• Excerpted text:
We interviewed 13 parent participants. Interviewees represented a mix of employment situations; many were newly working remotely. None described financial impacts such as job loss resulting from the pandemic nor food insecurity. Findings revealed a mix of obesogenic and obesoprotective behaviors among children arising during the shutdown (Supplementary Table 4). Changes in nutrition-related behaviors included increased snacking due to boredom and accessibility, reduced restaurant food consumption due to restaurant closures and being homebound, and increased home cooking, with some families reporting more family meals. Parents adapted grocery shopping practices to avoid virus exposure, including shopping less frequently, using curbside pickup, and not bringing children. All parents said the shutdown impacted children’s physical activity, whether through closure of facilities, cancelation of organized sport activities, not having physical education and recess, or not playing with other children. Most reported that children’s overall activity levels declined. Although parents compensated by encouraging outdoor play, several commented they were unable to make up for lost activity. For many children, screen time reportedly increased due to being home and bored. When asked how Enhanced PREVENT participation helped them manage during the shutdown, healthy eating participants reported feeling better prepared by being in the routine of cooking and having healthy recipes on hand. Physical activity participants reported having additional ideas available for encouraging activity at home (e.g., using a resistance band).

Discussion

Through telehealth delivery of a family-based coaching intervention serving rural school-aged children with overweight or obesity, Enhanced PREVENT removed barriers to intervention access. Intervention choice allowed families to focus on behaviors of concern, potentially motivating participation. We observed improvements in healthy lifestyle behaviors and family practices post-intervention, particularly for the healthy eating intervention, and non-significant trends suggesting a potential benefit of participation on child BMI, particularly with greater telehealth coaching time. The interventions also may have helped families support children’s healthy behaviors during the COVID-19 pandemic.

• Material provided:
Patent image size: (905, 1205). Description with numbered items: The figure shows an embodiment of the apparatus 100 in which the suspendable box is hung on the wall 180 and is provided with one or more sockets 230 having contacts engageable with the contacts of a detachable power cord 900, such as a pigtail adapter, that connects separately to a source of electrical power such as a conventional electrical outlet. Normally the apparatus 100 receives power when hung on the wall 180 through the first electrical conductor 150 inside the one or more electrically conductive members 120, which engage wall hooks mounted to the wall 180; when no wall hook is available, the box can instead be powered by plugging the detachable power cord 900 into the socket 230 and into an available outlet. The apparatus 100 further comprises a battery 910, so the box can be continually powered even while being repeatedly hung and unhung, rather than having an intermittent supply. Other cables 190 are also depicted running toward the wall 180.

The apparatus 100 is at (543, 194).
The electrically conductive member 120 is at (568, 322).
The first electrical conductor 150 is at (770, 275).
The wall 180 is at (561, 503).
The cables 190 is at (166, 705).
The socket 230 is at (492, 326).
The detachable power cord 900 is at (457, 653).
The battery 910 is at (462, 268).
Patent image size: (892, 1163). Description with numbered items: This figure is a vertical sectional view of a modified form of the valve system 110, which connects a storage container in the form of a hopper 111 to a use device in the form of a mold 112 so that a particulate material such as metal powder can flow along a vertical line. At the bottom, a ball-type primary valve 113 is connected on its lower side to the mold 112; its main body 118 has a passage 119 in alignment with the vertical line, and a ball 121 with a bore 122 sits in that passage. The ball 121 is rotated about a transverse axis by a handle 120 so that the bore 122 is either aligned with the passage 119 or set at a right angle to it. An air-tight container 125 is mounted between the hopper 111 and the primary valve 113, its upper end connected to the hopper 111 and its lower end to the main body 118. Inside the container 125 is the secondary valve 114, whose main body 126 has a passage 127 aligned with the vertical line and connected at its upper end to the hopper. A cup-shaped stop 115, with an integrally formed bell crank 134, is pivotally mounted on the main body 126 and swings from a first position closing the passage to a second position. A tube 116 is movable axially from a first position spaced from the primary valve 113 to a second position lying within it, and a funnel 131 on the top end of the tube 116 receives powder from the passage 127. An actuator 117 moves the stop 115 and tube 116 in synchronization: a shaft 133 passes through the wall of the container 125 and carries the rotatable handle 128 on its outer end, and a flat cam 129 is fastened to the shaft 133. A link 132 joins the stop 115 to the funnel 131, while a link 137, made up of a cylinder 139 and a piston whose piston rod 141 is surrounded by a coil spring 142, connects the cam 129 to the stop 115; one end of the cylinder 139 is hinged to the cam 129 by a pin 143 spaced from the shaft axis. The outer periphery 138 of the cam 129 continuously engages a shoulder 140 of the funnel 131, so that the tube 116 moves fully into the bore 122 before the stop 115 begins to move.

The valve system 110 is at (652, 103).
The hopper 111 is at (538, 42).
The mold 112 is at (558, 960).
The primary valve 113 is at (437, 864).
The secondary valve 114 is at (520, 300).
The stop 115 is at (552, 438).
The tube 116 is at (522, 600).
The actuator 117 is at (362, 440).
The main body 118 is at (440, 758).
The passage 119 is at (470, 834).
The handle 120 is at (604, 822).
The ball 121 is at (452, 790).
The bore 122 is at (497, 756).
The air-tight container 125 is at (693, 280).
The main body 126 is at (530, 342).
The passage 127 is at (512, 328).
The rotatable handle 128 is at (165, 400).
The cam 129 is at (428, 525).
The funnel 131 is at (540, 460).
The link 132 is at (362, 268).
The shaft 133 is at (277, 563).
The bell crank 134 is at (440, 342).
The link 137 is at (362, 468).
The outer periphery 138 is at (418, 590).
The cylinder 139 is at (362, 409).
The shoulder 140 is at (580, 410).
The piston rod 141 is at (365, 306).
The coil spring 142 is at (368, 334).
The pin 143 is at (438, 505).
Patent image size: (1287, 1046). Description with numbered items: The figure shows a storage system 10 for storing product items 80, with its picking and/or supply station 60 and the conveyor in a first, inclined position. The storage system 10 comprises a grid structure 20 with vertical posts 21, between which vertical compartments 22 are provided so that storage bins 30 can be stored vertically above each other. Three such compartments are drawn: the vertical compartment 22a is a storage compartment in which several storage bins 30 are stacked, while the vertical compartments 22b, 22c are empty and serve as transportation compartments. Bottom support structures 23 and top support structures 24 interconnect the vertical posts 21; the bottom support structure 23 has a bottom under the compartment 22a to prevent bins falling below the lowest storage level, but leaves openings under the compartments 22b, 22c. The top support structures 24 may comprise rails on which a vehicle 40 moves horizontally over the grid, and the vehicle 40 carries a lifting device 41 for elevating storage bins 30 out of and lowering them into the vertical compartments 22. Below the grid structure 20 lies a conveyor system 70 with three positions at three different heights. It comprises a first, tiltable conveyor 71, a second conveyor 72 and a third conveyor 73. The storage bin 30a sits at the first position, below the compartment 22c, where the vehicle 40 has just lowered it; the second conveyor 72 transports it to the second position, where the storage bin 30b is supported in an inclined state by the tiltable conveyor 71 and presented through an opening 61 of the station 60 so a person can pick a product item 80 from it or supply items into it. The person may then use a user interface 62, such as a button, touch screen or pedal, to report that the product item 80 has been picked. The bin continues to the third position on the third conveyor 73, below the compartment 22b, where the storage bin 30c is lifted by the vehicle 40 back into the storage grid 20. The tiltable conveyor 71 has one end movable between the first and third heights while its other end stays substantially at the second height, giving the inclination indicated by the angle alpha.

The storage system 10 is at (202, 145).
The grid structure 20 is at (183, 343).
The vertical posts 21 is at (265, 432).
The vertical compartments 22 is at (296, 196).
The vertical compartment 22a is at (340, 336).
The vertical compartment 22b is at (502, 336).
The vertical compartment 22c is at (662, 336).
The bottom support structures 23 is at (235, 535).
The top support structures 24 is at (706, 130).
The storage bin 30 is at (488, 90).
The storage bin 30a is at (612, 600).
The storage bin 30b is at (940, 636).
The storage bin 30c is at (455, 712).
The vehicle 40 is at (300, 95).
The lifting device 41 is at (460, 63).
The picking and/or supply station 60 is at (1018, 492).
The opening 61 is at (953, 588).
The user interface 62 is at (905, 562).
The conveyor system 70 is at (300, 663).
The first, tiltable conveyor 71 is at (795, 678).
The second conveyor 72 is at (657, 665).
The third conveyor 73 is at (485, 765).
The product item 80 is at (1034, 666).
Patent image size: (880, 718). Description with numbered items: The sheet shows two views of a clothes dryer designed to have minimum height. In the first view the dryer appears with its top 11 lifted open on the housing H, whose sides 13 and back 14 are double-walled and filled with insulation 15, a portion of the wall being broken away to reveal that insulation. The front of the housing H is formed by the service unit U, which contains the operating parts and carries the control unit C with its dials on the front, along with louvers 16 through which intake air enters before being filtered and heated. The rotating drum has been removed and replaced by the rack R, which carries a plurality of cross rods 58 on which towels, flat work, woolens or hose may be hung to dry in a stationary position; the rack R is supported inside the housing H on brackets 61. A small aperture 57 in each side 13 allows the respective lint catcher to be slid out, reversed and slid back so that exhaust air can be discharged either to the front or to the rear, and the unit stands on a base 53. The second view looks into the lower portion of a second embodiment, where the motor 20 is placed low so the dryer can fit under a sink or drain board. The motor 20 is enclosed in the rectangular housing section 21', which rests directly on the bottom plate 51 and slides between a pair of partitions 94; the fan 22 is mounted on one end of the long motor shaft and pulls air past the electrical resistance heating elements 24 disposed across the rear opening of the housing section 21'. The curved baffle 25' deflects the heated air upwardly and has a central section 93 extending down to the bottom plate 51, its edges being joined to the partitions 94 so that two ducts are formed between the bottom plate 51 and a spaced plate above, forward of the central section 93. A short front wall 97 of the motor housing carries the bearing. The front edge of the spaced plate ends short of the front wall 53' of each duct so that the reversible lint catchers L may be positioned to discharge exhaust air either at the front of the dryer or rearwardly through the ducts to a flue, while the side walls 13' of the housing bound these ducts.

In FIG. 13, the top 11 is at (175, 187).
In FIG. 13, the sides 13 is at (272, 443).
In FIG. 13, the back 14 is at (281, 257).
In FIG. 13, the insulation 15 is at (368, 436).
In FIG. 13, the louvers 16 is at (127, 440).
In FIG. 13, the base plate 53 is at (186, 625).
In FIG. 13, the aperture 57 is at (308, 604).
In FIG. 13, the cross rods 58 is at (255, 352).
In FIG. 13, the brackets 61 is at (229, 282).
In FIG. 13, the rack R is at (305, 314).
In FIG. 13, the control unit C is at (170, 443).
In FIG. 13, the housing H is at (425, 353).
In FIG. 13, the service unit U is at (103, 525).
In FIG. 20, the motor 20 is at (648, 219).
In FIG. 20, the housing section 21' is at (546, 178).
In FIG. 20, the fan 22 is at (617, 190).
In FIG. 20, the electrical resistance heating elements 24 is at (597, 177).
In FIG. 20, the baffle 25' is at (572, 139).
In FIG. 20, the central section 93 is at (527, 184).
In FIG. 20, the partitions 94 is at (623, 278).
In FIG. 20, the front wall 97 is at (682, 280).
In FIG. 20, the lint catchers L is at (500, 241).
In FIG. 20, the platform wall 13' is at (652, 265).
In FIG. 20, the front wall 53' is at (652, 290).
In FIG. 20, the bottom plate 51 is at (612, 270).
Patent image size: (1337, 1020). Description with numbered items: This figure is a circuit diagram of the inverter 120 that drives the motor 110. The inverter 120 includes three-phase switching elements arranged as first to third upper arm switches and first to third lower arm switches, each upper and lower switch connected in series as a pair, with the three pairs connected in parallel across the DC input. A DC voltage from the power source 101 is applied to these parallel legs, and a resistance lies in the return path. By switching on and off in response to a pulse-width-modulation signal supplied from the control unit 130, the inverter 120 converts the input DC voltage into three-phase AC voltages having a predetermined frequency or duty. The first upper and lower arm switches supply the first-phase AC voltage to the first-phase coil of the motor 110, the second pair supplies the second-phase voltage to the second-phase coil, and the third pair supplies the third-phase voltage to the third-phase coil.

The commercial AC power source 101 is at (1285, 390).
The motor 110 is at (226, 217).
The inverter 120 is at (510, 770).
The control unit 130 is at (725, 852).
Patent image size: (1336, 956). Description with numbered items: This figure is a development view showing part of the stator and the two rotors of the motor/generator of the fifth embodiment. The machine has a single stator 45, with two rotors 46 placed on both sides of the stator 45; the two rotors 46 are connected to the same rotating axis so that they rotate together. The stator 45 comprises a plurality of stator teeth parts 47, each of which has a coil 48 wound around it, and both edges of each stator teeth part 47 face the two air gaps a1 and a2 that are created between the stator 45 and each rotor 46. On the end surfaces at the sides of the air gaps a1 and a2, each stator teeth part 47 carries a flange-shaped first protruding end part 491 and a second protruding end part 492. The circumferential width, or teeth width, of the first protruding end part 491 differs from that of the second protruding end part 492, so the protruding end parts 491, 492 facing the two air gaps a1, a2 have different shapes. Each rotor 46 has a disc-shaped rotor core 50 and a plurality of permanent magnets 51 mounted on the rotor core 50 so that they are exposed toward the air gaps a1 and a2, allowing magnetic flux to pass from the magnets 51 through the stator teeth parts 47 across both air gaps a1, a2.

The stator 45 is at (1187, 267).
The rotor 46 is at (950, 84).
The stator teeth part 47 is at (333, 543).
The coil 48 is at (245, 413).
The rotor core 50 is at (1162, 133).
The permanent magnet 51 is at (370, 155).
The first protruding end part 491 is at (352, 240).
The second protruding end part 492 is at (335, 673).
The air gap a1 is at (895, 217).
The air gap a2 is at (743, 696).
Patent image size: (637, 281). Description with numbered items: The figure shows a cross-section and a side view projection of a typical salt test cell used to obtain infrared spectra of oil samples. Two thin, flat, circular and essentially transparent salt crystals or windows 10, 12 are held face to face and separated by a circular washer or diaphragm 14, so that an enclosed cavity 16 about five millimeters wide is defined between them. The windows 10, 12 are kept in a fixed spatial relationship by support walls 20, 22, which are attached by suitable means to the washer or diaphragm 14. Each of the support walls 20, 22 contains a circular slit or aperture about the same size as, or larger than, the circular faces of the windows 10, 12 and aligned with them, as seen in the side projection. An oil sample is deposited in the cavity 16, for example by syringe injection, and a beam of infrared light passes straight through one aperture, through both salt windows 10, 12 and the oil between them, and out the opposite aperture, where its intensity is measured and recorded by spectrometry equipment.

• Exercise prompt: Please copy the passage of the excerpt on the Enhanced PREVENT intervention between "Through telehealth delivery" and "the COVID-19 pandemic.", inclusive. The material has nothing to do with the excerpt on the Enhanced PREVENT intervention.

• Solution for this problem:
Through telehealth delivery of a family-based coaching intervention serving rural school-aged children with overweight or obesity, Enhanced PREVENT removed barriers to intervention access. Intervention choice allowed families to focus on behaviors of concern, potentially motivating participation. We observed improvements in healthy lifestyle behaviors and family practices post-intervention, particularly for the healthy eating intervention, and non-significant trends suggesting a potential benefit of participation on child BMI, particularly with greater telehealth coaching time. The interventions also may have helped families support children’s healthy behaviors during the COVID-19 pandemic.